● The task
Note each line of the listing that contains the string "routine", and copy it.

■ ■ ■ ■ ■

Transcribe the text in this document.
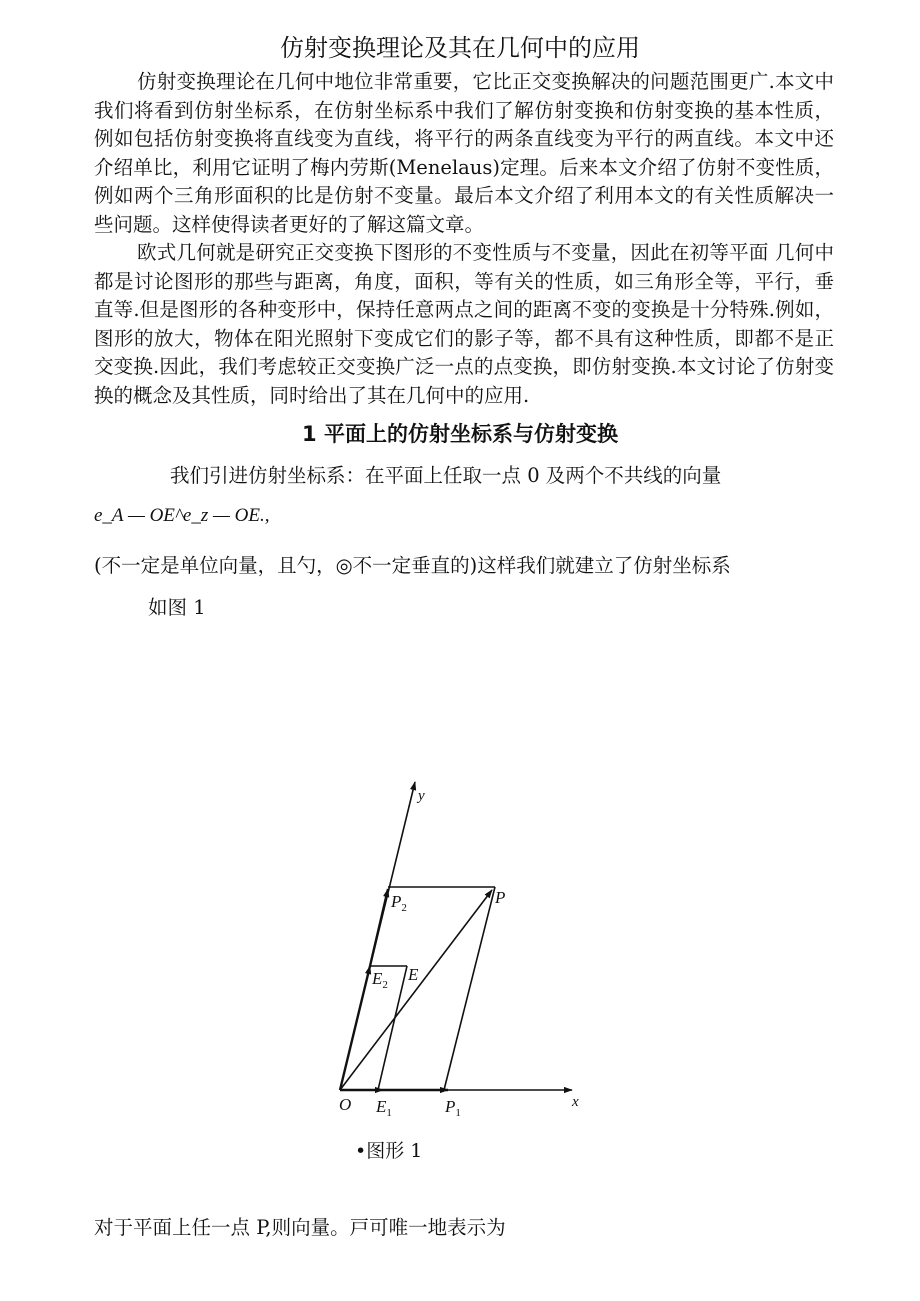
仿射变换理论及其在几何中的应用

仿射变换理论在几何中地位非常重要，它比正交变换解决的问题范围更广.本文中我们将看到仿射坐标系，在仿射坐标系中我们了解仿射变换和仿射变换的基本性质，例如包括仿射变换将直线变为直线，将平行的两条直线变为平行的两直线。本文中还介绍单比，利用它证明了梅内劳斯(Menelaus)定理。后来本文介绍了仿射不变性质，例如两个三角形面积的比是仿射不变量。最后本文介绍了利用本文的有关性质解决一些问题。这样使得读者更好的了解这篇文章。

欧式几何就是研究正交变换下图形的不变性质与不变量，因此在初等平面 几何中都是讨论图形的那些与距离，角度，面积，等有关的性质，如三角形全等，平行，垂直等.但是图形的各种变形中，保持任意两点之间的距离不变的变换是十分特殊.例如，图形的放大，物体在阳光照射下变成它们的影子等，都不具有这种性质，即都不是正交变换.因此，我们考虑较正交变换广泛一点的点变换，即仿射变换.本文讨论了仿射变换的概念及其性质，同时给出了其在几何中的应用.

1 平面上的仿射坐标系与仿射变换
我们引进仿射坐标系：在平面上任取一点 0 及两个不共线的向量
e_A — OE^e_z — OE.,
(不一定是单位向量，且勺，◎不一定垂直的)这样我们就建立了仿射坐标系
如图 1
y
x
O $E_1$	$P_1$
$E_2$
$P_2$
E
P
•图形 1
对于平面上任一点 P,则向量。戸可唯一地表示为
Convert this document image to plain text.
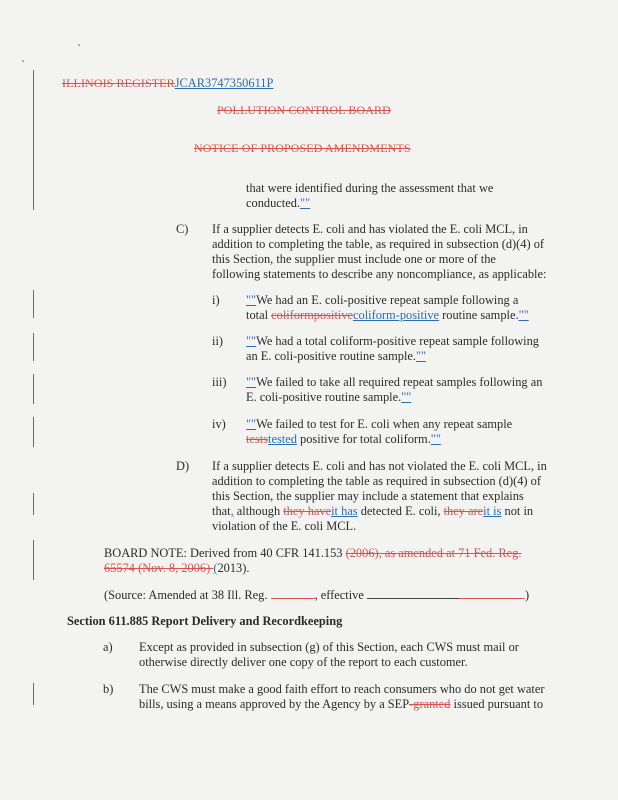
ILLINOIS REGISTERJCAR3747350611P
POLLUTION CONTROL BOARD
NOTICE OF PROPOSED AMENDMENTS
that were identified during the assessment that we
conducted.""
C) If a supplier detects E. coli and has violated the E. coli MCL, in
addition to completing the table, as required in subsection (d)(4) of
this Section, the supplier must include one or more of the
following statements to describe any noncompliance, as applicable:
i) ""We had an E. coli-positive repeat sample following a
total coliformpositivecoliform-positive routine sample.""
ii) ""We had a total coliform-positive repeat sample following
an E. coli-positive routine sample.""
iii) ""We failed to take all required repeat samples following an
E. coli-positive routine sample.""
iv) ""We failed to test for E. coli when any repeat sample
teststested positive for total coliform.""
D) If a supplier detects E. coli and has not violated the E. coli MCL, in
addition to completing the table as required in subsection (d)(4) of
this Section, the supplier may include a statement that explains
that, although they haveit has detected E. coli, they areit is not in
violation of the E. coli MCL.
BOARD NOTE: Derived from 40 CFR 141.153 (2006), as amended at 71 Fed. Reg.
65574 (Nov. 8, 2006) (2013).
(Source: Amended at 38 Ill. Reg.	, effective	)
Section 611.885 Report Delivery and Recordkeeping
a) Except as provided in subsection (g) of this Section, each CWS must mail or
otherwise directly deliver one copy of the report to each customer.
b) The CWS must make a good faith effort to reach consumers who do not get water
bills, using a means approved by the Agency by a SEP-granted issued pursuant to
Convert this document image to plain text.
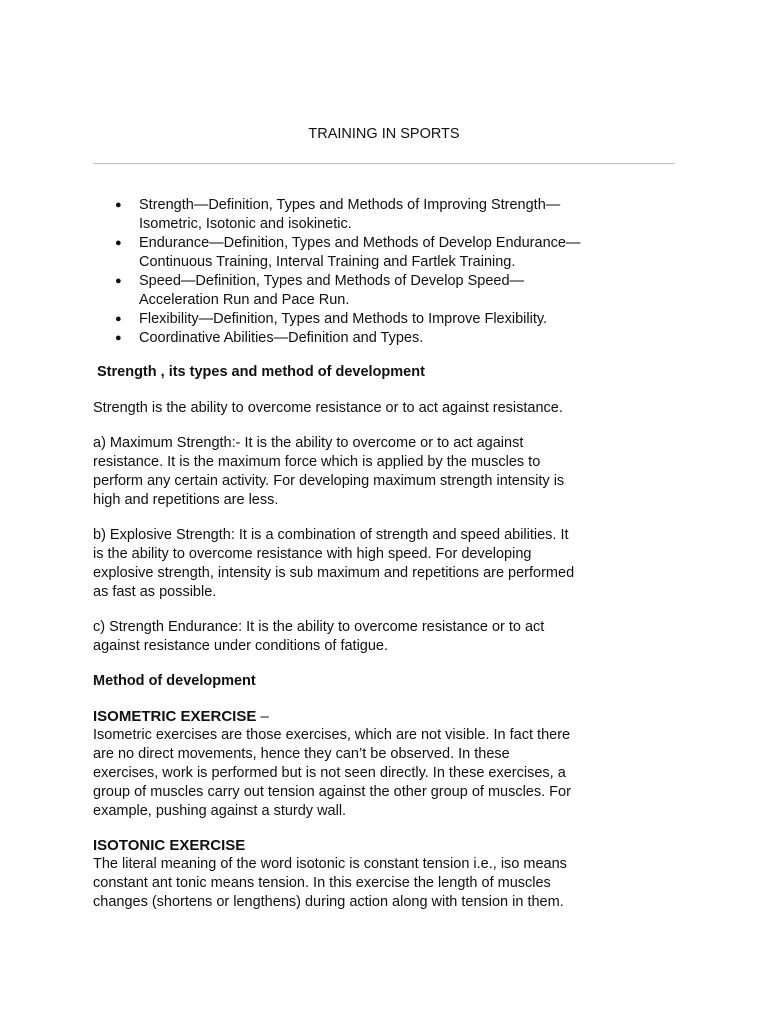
TRAINING IN SPORTS
● Strength—Definition, Types and Methods of Improving Strength—
Isometric, Isotonic and isokinetic.
● Endurance—Definition, Types and Methods of Develop Endurance—
Continuous Training, Interval Training and Fartlek Training.
● Speed—Definition, Types and Methods of Develop Speed—
Acceleration Run and Pace Run.
● Flexibility—Definition, Types and Methods to Improve Flexibility.
● Coordinative Abilities—Definition and Types.

Strength , its types and method of development

Strength is the ability to overcome resistance or to act against resistance.

a) Maximum Strength:- It is the ability to overcome or to act against
resistance. It is the maximum force which is applied by the muscles to
perform any certain activity. For developing maximum strength intensity is
high and repetitions are less.

b) Explosive Strength: It is a combination of strength and speed abilities. It
is the ability to overcome resistance with high speed. For developing
explosive strength, intensity is sub maximum and repetitions are performed
as fast as possible.

c) Strength Endurance: It is the ability to overcome resistance or to act
against resistance under conditions of fatigue.

Method of development

ISOMETRIC EXERCISE –

Isometric exercises are those exercises, which are not visible. In fact there
are no direct movements, hence they can’t be observed. In these
exercises, work is performed but is not seen directly. In these exercises, a
group of muscles carry out tension against the other group of muscles. For
example, pushing against a sturdy wall.

ISOTONIC EXERCISE

The literal meaning of the word isotonic is constant tension i.e., iso means
constant ant tonic means tension. In this exercise the length of muscles
changes (shortens or lengthens) during action along with tension in them.
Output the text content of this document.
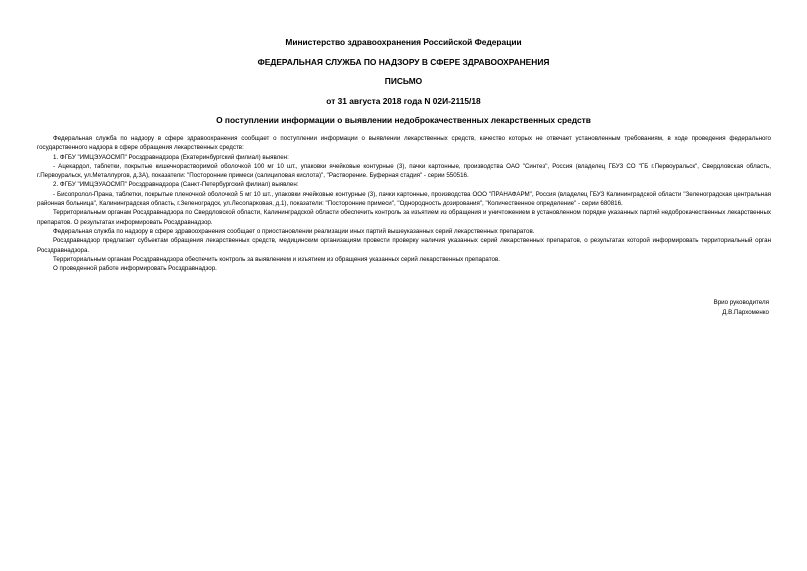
Министерство здравоохранения Российской Федерации
ФЕДЕРАЛЬНАЯ СЛУЖБА ПО НАДЗОРУ В СФЕРЕ ЗДРАВООХРАНЕНИЯ
ПИСЬМО
от 31 августа 2018 года N 02И-2115/18
О поступлении информации о выявлении недоброкачественных лекарственных средств

Федеральная служба по надзору в сфере здравоохранения сообщает о поступлении информации о выявлении лекарственных средств, качество которых не отвечает установленным требованиям, в ходе проведения федерального государственного надзора в сфере обращения лекарственных средств:

1. ФГБУ "ИМЦЭУАОСМП" Росздравнадзора (Екатеринбургский филиал) выявлен:

- Ацекардол, таблетки, покрытые кишечнорастворимой оболочкой 100 мг 10 шт., упаковки ячейковые контурные (3), пачки картонные, производства ОАО "Синтез", Россия (владелец ГБУЗ СО "ГБ г.Первоуральск", Свердловская область, г.Первоуральск, ул.Металлургов, д.3А), показатели: "Посторонние примеси (салициловая кислота)", "Растворение. Буферная стадия" - серии 550516.

2. ФГБУ "ИМЦЭУАОСМП" Росздравнадзора (Санкт-Петербургский филиал) выявлен:

- Бисопролол-Прана, таблетки, покрытые пленочной оболочкой 5 мг 10 шт., упаковки ячейковые контурные (3), пачки картонные, производства ООО "ПРАНАФАРМ", Россия (владелец ГБУЗ Калининградской области "Зеленоградская центральная районная больница", Калининградская область, г.Зеленоградск, ул.Лесопарковая, д.1), показатели: "Посторонние примеси", "Однородность дозирования", "Количественное определение" - серии 680816.

Территориальным органам Росздравнадзора по Свердловской области, Калининградской области обеспечить контроль за изъятием из обращения и уничтожением в установленном порядке указанных партий недоброкачественных лекарственных препаратов. О результатах информировать Росздравнадзор.

Федеральная служба по надзору в сфере здравоохранения сообщает о приостановлении реализации иных партий вышеуказанных серий лекарственных препаратов.

Росздравнадзор предлагает субъектам обращения лекарственных средств, медицинским организациям провести проверку наличия указанных серий лекарственных препаратов, о результатах которой информировать территориальный орган Росздравнадзора.

Территориальным органам Росздравнадзора обеспечить контроль за выявлением и изъятием из обращения указанных серий лекарственных препаратов.

О проведенной работе информировать Росздравнадзор.

Врио руководителя
Д.В.Пархоменко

■ ■ ■ ■ ■

● Written reply
total coliformpositivecoliform-positive routine sample.""
an E. coli-positive routine sample.""
E. coli-positive routine sample.""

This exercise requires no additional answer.